-- Task objective --
Find every line in the records that holds the string "name". Copy each one.

[start of Records to use]

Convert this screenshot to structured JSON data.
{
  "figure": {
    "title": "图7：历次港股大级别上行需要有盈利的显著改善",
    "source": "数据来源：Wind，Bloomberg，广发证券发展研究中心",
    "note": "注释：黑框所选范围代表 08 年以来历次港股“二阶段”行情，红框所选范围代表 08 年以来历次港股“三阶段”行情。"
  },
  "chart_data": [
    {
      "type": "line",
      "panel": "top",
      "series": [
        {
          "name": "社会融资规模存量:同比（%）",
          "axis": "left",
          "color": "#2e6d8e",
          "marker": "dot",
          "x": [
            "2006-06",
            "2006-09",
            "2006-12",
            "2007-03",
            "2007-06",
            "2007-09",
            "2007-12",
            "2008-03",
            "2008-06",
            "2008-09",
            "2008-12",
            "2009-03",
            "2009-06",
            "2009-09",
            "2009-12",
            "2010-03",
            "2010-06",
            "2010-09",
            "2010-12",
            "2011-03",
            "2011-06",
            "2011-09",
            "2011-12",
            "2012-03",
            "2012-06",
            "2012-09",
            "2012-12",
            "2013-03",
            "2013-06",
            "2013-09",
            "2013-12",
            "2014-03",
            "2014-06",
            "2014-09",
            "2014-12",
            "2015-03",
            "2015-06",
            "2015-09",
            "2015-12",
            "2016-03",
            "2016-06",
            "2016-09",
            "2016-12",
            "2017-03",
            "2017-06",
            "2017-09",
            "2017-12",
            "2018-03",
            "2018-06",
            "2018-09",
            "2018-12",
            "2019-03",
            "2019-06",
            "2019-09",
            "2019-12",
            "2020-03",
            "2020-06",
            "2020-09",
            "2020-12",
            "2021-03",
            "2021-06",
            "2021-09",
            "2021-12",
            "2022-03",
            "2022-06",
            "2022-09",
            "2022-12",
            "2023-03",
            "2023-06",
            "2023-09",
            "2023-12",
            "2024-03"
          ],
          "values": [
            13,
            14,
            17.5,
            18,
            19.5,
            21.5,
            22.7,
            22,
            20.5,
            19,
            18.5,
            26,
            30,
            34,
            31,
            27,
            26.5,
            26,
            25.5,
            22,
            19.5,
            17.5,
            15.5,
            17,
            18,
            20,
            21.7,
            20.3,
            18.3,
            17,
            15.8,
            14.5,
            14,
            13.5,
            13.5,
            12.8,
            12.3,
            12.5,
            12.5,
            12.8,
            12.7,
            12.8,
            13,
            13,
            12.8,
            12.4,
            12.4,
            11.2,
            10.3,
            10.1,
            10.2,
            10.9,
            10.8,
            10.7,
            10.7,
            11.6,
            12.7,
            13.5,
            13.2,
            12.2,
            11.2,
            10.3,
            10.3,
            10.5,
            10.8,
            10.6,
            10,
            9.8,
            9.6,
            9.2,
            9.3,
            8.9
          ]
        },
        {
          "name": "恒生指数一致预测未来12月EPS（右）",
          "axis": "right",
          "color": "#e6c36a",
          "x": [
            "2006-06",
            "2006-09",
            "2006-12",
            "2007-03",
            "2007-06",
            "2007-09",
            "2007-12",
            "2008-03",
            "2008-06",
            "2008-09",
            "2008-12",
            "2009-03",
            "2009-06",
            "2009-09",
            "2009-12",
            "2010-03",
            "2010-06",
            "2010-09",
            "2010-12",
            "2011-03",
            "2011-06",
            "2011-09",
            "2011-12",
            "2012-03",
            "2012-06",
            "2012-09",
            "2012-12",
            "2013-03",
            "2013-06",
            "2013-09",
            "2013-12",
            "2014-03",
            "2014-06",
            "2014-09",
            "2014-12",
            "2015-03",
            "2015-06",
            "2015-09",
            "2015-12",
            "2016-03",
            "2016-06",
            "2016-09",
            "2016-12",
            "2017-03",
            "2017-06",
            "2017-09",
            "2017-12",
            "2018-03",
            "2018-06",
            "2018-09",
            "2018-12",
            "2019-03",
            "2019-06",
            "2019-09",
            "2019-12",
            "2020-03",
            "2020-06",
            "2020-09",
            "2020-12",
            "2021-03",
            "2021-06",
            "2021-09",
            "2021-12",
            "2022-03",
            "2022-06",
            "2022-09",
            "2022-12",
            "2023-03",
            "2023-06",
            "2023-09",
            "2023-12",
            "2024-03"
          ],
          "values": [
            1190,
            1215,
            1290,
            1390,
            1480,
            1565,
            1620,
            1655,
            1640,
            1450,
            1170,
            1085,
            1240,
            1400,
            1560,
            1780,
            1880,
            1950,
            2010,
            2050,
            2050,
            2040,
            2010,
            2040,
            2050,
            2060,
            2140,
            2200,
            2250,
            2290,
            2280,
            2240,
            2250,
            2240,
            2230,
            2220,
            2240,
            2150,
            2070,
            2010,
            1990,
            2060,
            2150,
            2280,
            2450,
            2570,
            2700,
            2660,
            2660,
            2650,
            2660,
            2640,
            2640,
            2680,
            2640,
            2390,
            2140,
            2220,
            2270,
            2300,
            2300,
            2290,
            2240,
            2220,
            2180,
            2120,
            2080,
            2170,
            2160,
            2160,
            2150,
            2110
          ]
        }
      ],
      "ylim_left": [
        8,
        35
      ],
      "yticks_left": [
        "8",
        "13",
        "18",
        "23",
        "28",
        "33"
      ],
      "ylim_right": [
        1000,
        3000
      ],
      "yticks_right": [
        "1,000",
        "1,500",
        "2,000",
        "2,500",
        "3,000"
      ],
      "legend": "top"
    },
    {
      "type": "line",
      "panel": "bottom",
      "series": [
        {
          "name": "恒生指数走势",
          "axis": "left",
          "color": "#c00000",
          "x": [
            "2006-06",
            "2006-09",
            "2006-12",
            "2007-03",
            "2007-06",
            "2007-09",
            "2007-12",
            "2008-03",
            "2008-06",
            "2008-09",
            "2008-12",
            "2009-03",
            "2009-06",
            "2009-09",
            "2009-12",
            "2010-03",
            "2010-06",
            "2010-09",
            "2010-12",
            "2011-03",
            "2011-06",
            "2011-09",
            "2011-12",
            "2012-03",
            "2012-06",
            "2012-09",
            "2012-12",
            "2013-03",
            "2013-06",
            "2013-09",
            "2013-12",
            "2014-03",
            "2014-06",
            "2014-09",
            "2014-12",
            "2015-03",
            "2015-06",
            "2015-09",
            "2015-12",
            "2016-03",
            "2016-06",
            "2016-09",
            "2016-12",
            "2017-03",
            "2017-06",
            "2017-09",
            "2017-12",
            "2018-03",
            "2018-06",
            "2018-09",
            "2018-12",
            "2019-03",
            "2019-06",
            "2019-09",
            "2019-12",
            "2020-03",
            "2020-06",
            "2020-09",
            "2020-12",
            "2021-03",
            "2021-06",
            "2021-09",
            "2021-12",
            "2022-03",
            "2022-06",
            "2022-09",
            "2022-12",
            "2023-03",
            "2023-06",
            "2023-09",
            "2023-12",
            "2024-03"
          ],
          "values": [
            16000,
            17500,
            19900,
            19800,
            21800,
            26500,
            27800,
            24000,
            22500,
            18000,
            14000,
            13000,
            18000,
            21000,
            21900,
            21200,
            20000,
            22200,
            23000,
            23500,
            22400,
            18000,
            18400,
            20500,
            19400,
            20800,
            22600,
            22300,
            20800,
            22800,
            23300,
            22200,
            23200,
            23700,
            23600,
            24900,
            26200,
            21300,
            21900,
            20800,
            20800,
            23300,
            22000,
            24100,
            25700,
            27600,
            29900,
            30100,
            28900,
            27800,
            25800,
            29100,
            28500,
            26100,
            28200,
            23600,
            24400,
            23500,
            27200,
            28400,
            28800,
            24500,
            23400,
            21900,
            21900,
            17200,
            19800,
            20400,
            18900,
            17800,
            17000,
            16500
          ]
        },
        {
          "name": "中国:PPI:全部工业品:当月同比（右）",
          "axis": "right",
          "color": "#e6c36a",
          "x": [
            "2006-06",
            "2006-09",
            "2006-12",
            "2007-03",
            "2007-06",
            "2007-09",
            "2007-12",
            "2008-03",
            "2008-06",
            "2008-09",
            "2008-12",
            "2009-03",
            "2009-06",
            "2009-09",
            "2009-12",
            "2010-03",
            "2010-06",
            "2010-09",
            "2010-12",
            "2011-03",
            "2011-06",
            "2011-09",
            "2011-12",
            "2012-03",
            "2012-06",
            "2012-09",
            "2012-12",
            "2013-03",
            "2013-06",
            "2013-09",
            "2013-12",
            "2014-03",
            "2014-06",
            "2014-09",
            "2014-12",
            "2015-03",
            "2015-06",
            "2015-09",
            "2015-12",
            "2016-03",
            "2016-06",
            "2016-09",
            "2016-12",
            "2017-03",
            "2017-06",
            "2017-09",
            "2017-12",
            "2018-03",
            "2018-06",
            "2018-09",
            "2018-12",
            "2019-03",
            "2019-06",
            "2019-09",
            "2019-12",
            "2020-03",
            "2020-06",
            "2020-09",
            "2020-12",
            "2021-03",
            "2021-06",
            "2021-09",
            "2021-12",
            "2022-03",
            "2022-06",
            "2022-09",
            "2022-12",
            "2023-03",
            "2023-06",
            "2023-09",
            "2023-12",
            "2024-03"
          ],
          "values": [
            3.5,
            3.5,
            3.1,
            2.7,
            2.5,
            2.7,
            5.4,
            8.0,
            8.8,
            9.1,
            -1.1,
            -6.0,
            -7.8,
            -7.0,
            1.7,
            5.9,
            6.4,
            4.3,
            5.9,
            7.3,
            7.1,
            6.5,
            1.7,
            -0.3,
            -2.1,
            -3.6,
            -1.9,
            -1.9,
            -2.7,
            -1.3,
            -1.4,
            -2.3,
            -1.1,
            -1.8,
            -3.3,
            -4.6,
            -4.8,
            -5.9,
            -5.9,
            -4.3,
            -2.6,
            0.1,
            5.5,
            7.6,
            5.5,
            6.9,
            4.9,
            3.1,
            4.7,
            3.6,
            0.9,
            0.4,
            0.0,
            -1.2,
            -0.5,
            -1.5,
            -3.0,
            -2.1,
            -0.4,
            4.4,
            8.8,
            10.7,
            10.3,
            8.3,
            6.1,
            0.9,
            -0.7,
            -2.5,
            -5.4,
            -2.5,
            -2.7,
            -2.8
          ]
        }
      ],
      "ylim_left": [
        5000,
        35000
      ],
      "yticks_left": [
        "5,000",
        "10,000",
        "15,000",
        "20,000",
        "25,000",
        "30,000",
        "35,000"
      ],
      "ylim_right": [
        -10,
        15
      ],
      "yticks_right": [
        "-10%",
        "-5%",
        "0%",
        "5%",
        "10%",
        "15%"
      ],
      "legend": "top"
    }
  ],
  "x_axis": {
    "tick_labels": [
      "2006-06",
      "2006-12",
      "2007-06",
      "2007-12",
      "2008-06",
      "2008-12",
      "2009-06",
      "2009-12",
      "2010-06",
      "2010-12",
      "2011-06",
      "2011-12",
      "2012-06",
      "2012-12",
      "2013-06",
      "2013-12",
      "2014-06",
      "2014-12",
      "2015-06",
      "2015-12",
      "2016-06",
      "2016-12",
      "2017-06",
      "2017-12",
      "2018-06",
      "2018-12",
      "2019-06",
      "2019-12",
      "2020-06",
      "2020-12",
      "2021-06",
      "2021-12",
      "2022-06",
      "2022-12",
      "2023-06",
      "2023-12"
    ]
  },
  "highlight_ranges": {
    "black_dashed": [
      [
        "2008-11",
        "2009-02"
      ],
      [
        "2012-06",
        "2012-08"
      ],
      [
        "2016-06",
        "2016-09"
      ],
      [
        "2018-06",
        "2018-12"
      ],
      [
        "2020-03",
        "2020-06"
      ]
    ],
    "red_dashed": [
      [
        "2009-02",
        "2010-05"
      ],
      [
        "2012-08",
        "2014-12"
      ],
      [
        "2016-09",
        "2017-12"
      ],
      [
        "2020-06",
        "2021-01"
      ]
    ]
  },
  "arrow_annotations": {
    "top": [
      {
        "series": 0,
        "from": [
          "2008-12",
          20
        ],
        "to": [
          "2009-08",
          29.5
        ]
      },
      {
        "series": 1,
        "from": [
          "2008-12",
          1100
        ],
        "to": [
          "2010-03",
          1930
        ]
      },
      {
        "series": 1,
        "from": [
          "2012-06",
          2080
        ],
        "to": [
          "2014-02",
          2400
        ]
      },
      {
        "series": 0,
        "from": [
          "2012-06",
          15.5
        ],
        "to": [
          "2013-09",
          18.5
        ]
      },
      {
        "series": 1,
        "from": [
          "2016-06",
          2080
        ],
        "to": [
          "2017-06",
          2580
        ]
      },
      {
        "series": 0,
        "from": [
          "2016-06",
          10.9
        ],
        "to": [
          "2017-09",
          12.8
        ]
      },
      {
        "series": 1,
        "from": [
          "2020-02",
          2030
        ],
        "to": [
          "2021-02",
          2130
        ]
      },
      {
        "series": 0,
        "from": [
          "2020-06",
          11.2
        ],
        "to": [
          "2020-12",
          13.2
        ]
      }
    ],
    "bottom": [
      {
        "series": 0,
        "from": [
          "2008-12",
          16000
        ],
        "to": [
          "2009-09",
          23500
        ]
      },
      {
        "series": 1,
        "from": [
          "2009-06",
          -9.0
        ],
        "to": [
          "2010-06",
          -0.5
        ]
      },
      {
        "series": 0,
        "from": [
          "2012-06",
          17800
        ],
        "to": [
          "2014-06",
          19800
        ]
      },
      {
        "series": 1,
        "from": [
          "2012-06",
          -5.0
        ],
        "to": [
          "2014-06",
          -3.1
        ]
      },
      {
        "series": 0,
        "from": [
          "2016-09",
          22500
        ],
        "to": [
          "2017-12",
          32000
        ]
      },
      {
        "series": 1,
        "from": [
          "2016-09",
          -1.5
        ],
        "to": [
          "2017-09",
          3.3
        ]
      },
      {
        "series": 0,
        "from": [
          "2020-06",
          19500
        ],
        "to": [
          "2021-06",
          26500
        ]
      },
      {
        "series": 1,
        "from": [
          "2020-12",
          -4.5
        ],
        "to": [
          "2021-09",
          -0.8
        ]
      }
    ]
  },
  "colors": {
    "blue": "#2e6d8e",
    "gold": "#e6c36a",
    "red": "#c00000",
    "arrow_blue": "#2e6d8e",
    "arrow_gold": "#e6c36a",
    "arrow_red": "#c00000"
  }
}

[end of Records to use]

-- Worked answer --
          "name": "社会融资规模存量:同比（%）",
          "name": "恒生指数一致预测未来12月EPS（右）",
          "name": "恒生指数走势",
          "name": "中国:PPI:全部工业品:当月同比（右）",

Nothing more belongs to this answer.